* Begin *

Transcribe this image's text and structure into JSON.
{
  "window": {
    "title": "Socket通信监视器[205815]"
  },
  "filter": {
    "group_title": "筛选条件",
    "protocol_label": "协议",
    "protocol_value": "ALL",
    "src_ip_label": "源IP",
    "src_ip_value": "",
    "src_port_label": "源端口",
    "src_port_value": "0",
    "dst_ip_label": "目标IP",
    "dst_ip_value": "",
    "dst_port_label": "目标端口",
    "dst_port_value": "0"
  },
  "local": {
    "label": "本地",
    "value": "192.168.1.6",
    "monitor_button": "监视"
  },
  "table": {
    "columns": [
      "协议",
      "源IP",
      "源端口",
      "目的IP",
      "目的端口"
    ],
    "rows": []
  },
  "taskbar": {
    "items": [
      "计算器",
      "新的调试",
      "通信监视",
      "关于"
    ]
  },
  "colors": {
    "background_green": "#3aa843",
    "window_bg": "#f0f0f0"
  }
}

* End *

Transcribe the records above exactly as they appear.

§ PROBLEM SOLUTION
Transcribe this image's text and structure into JSON.
{
  "window": {
    "title": "Socket通信监视器[205815]"
  },
  "filter": {
    "group_title": "筛选条件",
    "protocol_label": "协议",
    "protocol_value": "ALL",
    "src_ip_label": "源IP",
    "src_ip_value": "",
    "src_port_label": "源端口",
    "src_port_value": "0",
    "dst_ip_label": "目标IP",
    "dst_ip_value": "",
    "dst_port_label": "目标端口",
    "dst_port_value": "0"
  },
  "local": {
    "label": "本地",
    "value": "192.168.1.6",
    "monitor_button": "监视"
  },
  "table": {
    "columns": [
      "协议",
      "源IP",
      "源端口",
      "目的IP",
      "目的端口"
    ],
    "rows": []
  },
  "taskbar": {
    "items": [
      "计算器",
      "新的调试",
      "通信监视",
      "关于"
    ]
  },
  "colors": {
    "background_green": "#3aa843",
    "window_bg": "#f0f0f0"
  }
}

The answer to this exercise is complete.